Reproduce the data below in full and exclude every picture.

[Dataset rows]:

>>

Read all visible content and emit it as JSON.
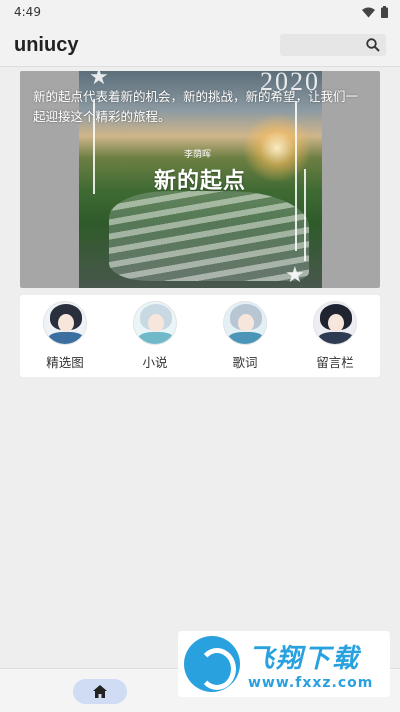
{
  "status_bar": {
    "time": "4:49"
  },
  "app_bar": {
    "title": "uniucy"
  },
  "banner": {
    "caption": "新的起点代表着新的机会，新的挑战，新的希望，让我们一起迎接这个精彩的旅程。",
    "image_stamp": "李荫晖",
    "image_heading": "新的起点",
    "image_year": "2020"
  },
  "quick_menu": [
    {
      "label": "精选图",
      "icon": "avatar-anime-girl",
      "accent": "#3b6fa0"
    },
    {
      "label": "小说",
      "icon": "avatar-anime-girl",
      "accent": "#6fb9c9"
    },
    {
      "label": "歌词",
      "icon": "avatar-anime-girl",
      "accent": "#4b96b8"
    },
    {
      "label": "留言栏",
      "icon": "avatar-anime-girl",
      "accent": "#2f3b52"
    }
  ],
  "bottom_nav": {
    "active": "home-icon"
  },
  "watermark": {
    "brand": "飞翔下载",
    "url": "www.fxxz.com"
  },
  "colors": {
    "active_pill": "#cfdcf3",
    "background": "#eeeeee",
    "watermark_blue": "#2aa1df"
  }
}
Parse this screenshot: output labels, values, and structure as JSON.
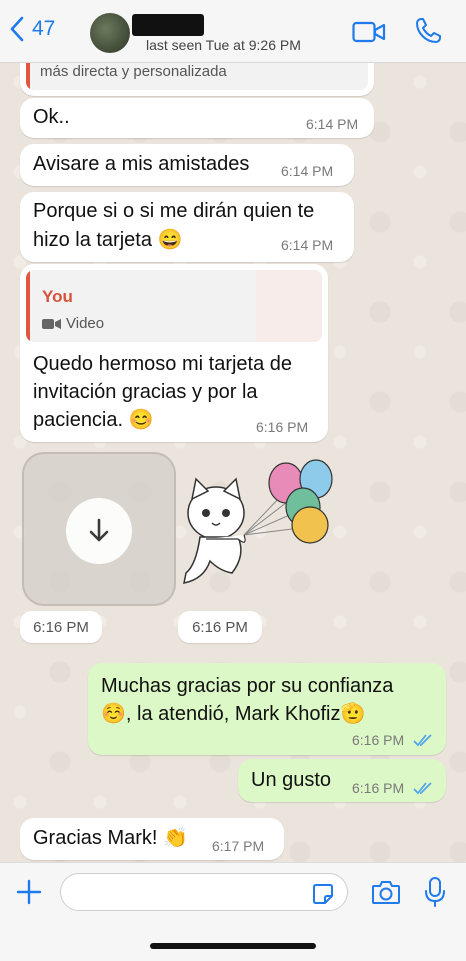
{
  "header": {
    "back_count": "47",
    "contact_name": "",
    "last_seen": "last seen Tue at 9:26 PM"
  },
  "messages": [
    {
      "type": "in",
      "text": "más directa y personalizada",
      "partial": true
    },
    {
      "type": "in",
      "text": "Ok..",
      "time": "6:14 PM"
    },
    {
      "type": "in",
      "text": "Avisare a mis amistades",
      "time": "6:14 PM"
    },
    {
      "type": "in",
      "line1": "Porque si o si me dirán quien te",
      "line2": "hizo la tarjeta 😄",
      "time": "6:14 PM"
    },
    {
      "type": "in",
      "quote_author": "You",
      "quote_media": "Video",
      "line1": "Quedo hermoso mi tarjeta de",
      "line2": "invitación gracias y por la",
      "line3": "paciencia.  😊",
      "time": "6:16 PM"
    },
    {
      "type": "media",
      "time": "6:16 PM"
    },
    {
      "type": "sticker",
      "time": "6:16 PM"
    },
    {
      "type": "out",
      "line1": "Muchas gracias por su confianza",
      "line2": "☺️, la atendió, Mark Khofiz🫡",
      "time": "6:16 PM"
    },
    {
      "type": "out",
      "text": "Un gusto",
      "time": "6:16 PM"
    },
    {
      "type": "in",
      "text": "Gracias Mark! 👏",
      "time": "6:17 PM"
    }
  ],
  "composer": {
    "value": "",
    "placeholder": ""
  },
  "colors": {
    "accent": "#1f7aeb",
    "outgoing_bubble": "#dcf8c6",
    "incoming_bubble": "#ffffff",
    "quote_author": "#d9533a",
    "read_ticks": "#53a6e8"
  },
  "icons": [
    "chevron-left-icon",
    "video-call-icon",
    "phone-icon",
    "video-camera-icon",
    "download-icon",
    "plus-icon",
    "sticker-icon",
    "camera-icon",
    "mic-icon",
    "double-check-icon"
  ]
}
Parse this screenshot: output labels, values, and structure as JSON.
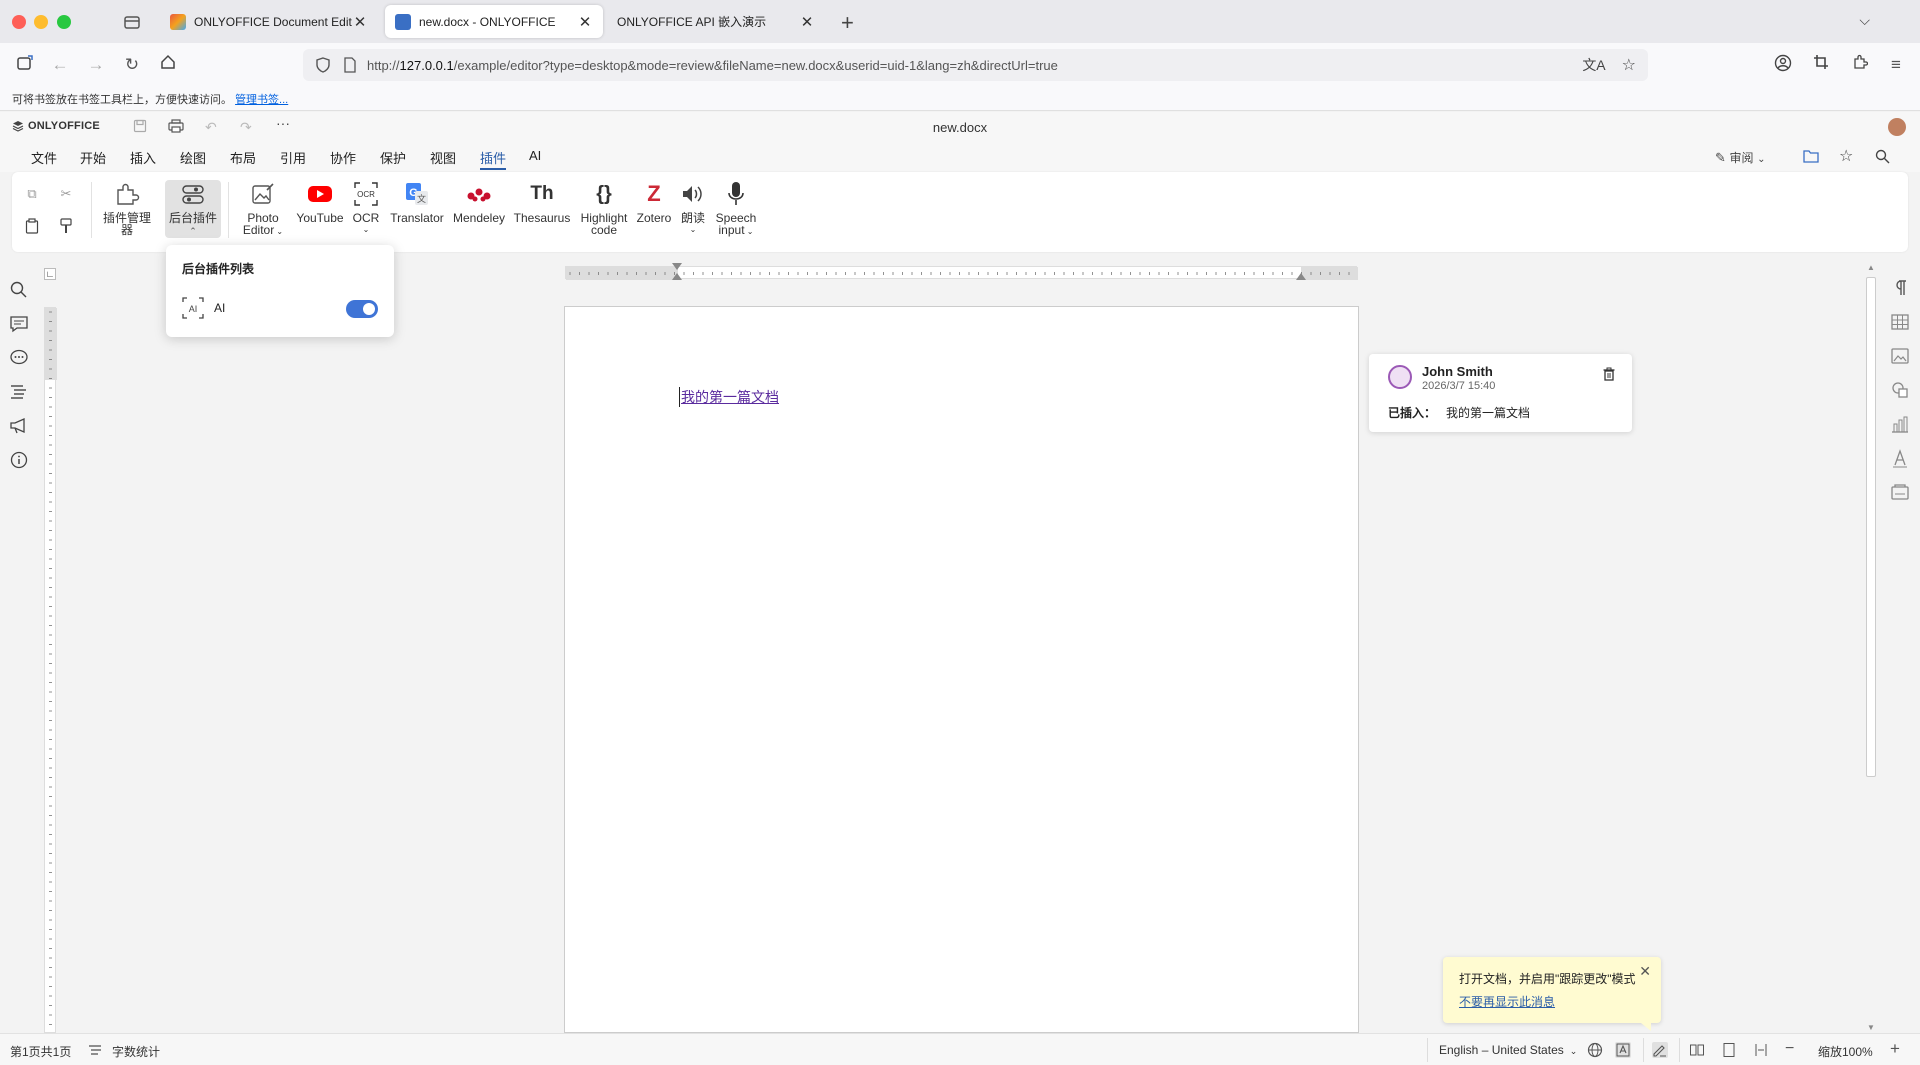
{
  "browser": {
    "tabs": [
      {
        "title": "ONLYOFFICE Document Editors",
        "active": false
      },
      {
        "title": "new.docx - ONLYOFFICE",
        "active": true
      },
      {
        "title": "ONLYOFFICE API 嵌入演示",
        "active": false
      }
    ],
    "url_host": "127.0.0.1",
    "url_prefix": "http://",
    "url_rest": "/example/editor?type=desktop&mode=review&fileName=new.docx&userid=uid-1&lang=zh&directUrl=true",
    "bookmark_hint": "可将书签放在书签工具栏上，方便快速访问。",
    "bookmark_link": "管理书签..."
  },
  "editor": {
    "logo": "ONLYOFFICE",
    "doc_title": "new.docx",
    "menu": [
      "文件",
      "开始",
      "插入",
      "绘图",
      "布局",
      "引用",
      "协作",
      "保护",
      "视图",
      "插件",
      "AI"
    ],
    "active_menu": "插件",
    "review_label": "审阅"
  },
  "toolbar": {
    "plugin_manager": "插件管理器",
    "background_plugins": "后台插件",
    "plugins": [
      {
        "label1": "Photo",
        "label2": "Editor",
        "arrow": true
      },
      {
        "label1": "YouTube",
        "label2": "",
        "arrow": false
      },
      {
        "label1": "OCR",
        "label2": "",
        "arrow": true
      },
      {
        "label1": "Translator",
        "label2": "",
        "arrow": false
      },
      {
        "label1": "Mendeley",
        "label2": "",
        "arrow": false
      },
      {
        "label1": "Thesaurus",
        "label2": "",
        "arrow": false
      },
      {
        "label1": "Highlight",
        "label2": "code",
        "arrow": false
      },
      {
        "label1": "Zotero",
        "label2": "",
        "arrow": false
      },
      {
        "label1": "朗读",
        "label2": "",
        "arrow": true
      },
      {
        "label1": "Speech",
        "label2": "input",
        "arrow": true
      }
    ],
    "icon_texts": {
      "ocr": "OCR",
      "thesaurus": "Th",
      "highlight": "{}",
      "zotero": "Z"
    }
  },
  "popup": {
    "title": "后台插件列表",
    "item_label": "AI",
    "item_icon_text": "AI",
    "enabled": true
  },
  "document": {
    "text": "我的第一篇文档"
  },
  "comment": {
    "author": "John Smith",
    "date": "2026/3/7 15:40",
    "action": "已插入：",
    "content": "我的第一篇文档"
  },
  "notice": {
    "text": "打开文档，并启用\"跟踪更改\"模式",
    "link": "不要再显示此消息"
  },
  "status": {
    "page": "第1页共1页",
    "word_count": "字数统计",
    "language": "English – United States",
    "zoom": "缩放100%"
  },
  "colors": {
    "accent": "#2a5da8",
    "toggle_on": "#3f74d6",
    "insert_text": "#5a2b9e",
    "youtube": "#ff0000",
    "mendeley": "#c8102e",
    "zotero": "#cc2936",
    "notice_bg": "#fffbd1"
  }
}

<<

[Reply to the task]:
Read all visible content and emit it as JSON.
{
  "status_bar": {
    "time": "4:49"
  },
  "app_bar": {
    "title": "uniucy"
  },
  "banner": {
    "caption": "新的起点代表着新的机会，新的挑战，新的希望，让我们一起迎接这个精彩的旅程。",
    "image_stamp": "李荫晖",
    "image_heading": "新的起点",
    "image_year": "2020"
  },
  "quick_menu": [
    {
      "label": "精选图",
      "icon": "avatar-anime-girl",
      "accent": "#3b6fa0"
    },
    {
      "label": "小说",
      "icon": "avatar-anime-girl",
      "accent": "#6fb9c9"
    },
    {
      "label": "歌词",
      "icon": "avatar-anime-girl",
      "accent": "#4b96b8"
    },
    {
      "label": "留言栏",
      "icon": "avatar-anime-girl",
      "accent": "#2f3b52"
    }
  ],
  "bottom_nav": {
    "active": "home-icon"
  },
  "watermark": {
    "brand": "飞翔下载",
    "url": "www.fxxz.com"
  },
  "colors": {
    "active_pill": "#cfdcf3",
    "background": "#eeeeee",
    "watermark_blue": "#2aa1df"
  }
}
Parse this screenshot: output labels, values, and structure as JSON.
{
  "header": {
    "back_count": "47",
    "contact_name": "",
    "last_seen": "last seen Tue at 9:26 PM"
  },
  "messages": [
    {
      "type": "in",
      "text": "más directa y personalizada",
      "partial": true
    },
    {
      "type": "in",
      "text": "Ok..",
      "time": "6:14 PM"
    },
    {
      "type": "in",
      "text": "Avisare a mis amistades",
      "time": "6:14 PM"
    },
    {
      "type": "in",
      "line1": "Porque si o si me dirán quien te",
      "line2": "hizo la tarjeta 😄",
      "time": "6:14 PM"
    },
    {
      "type": "in",
      "quote_author": "You",
      "quote_media": "Video",
      "line1": "Quedo hermoso mi tarjeta de",
      "line2": "invitación gracias y por la",
      "line3": "paciencia.  😊",
      "time": "6:16 PM"
    },
    {
      "type": "media",
      "time": "6:16 PM"
    },
    {
      "type": "sticker",
      "time": "6:16 PM"
    },
    {
      "type": "out",
      "line1": "Muchas gracias por su confianza",
      "line2": "☺️, la atendió, Mark Khofiz🫡",
      "time": "6:16 PM"
    },
    {
      "type": "out",
      "text": "Un gusto",
      "time": "6:16 PM"
    },
    {
      "type": "in",
      "text": "Gracias Mark! 👏",
      "time": "6:17 PM"
    }
  ],
  "composer": {
    "value": "",
    "placeholder": ""
  },
  "colors": {
    "accent": "#1f7aeb",
    "outgoing_bubble": "#dcf8c6",
    "incoming_bubble": "#ffffff",
    "quote_author": "#d9533a",
    "read_ticks": "#53a6e8"
  },
  "icons": [
    "chevron-left-icon",
    "video-call-icon",
    "phone-icon",
    "video-camera-icon",
    "download-icon",
    "plus-icon",
    "sticker-icon",
    "camera-icon",
    "mic-icon",
    "double-check-icon"
  ]
}
Parse this screenshot: output labels, values, and structure as JSON.
{
  "browser": {
    "tabs": [
      {
        "title": "ONLYOFFICE Document Editors",
        "active": false
      },
      {
        "title": "new.docx - ONLYOFFICE",
        "active": true
      },
      {
        "title": "ONLYOFFICE API 嵌入演示",
        "active": false
      }
    ],
    "url_host": "127.0.0.1",
    "url_prefix": "http://",
    "url_rest": "/example/editor?type=desktop&mode=review&fileName=new.docx&userid=uid-1&lang=zh&directUrl=true",
    "bookmark_hint": "可将书签放在书签工具栏上，方便快速访问。",
    "bookmark_link": "管理书签..."
  },
  "editor": {
    "logo": "ONLYOFFICE",
    "doc_title": "new.docx",
    "menu": [
      "文件",
      "开始",
      "插入",
      "绘图",
      "布局",
      "引用",
      "协作",
      "保护",
      "视图",
      "插件",
      "AI"
    ],
    "active_menu": "插件",
    "review_label": "审阅"
  },
  "toolbar": {
    "plugin_manager": "插件管理器",
    "background_plugins": "后台插件",
    "plugins": [
      {
        "label1": "Photo",
        "label2": "Editor",
        "arrow": true
      },
      {
        "label1": "YouTube",
        "label2": "",
        "arrow": false
      },
      {
        "label1": "OCR",
        "label2": "",
        "arrow": true
      },
      {
        "label1": "Translator",
        "label2": "",
        "arrow": false
      },
      {
        "label1": "Mendeley",
        "label2": "",
        "arrow": false
      },
      {
        "label1": "Thesaurus",
        "label2": "",
        "arrow": false
      },
      {
        "label1": "Highlight",
        "label2": "code",
        "arrow": false
      },
      {
        "label1": "Zotero",
        "label2": "",
        "arrow": false
      },
      {
        "label1": "朗读",
        "label2": "",
        "arrow": true
      },
      {
        "label1": "Speech",
        "label2": "input",
        "arrow": true
      }
    ],
    "icon_texts": {
      "ocr": "OCR",
      "thesaurus": "Th",
      "highlight": "{}",
      "zotero": "Z"
    }
  },
  "popup": {
    "title": "后台插件列表",
    "item_label": "AI",
    "item_icon_text": "AI",
    "enabled": true
  },
  "document": {
    "text": "我的第一篇文档"
  },
  "comment": {
    "author": "John Smith",
    "date": "2026/3/7 15:40",
    "action": "已插入：",
    "content": "我的第一篇文档"
  },
  "notice": {
    "text": "打开文档，并启用\"跟踪更改\"模式",
    "link": "不要再显示此消息"
  },
  "status": {
    "page": "第1页共1页",
    "word_count": "字数统计",
    "language": "English – United States",
    "zoom": "缩放100%"
  },
  "colors": {
    "accent": "#2a5da8",
    "toggle_on": "#3f74d6",
    "insert_text": "#5a2b9e",
    "youtube": "#ff0000",
    "mendeley": "#c8102e",
    "zotero": "#cc2936",
    "notice_bg": "#fffbd1"
  }
}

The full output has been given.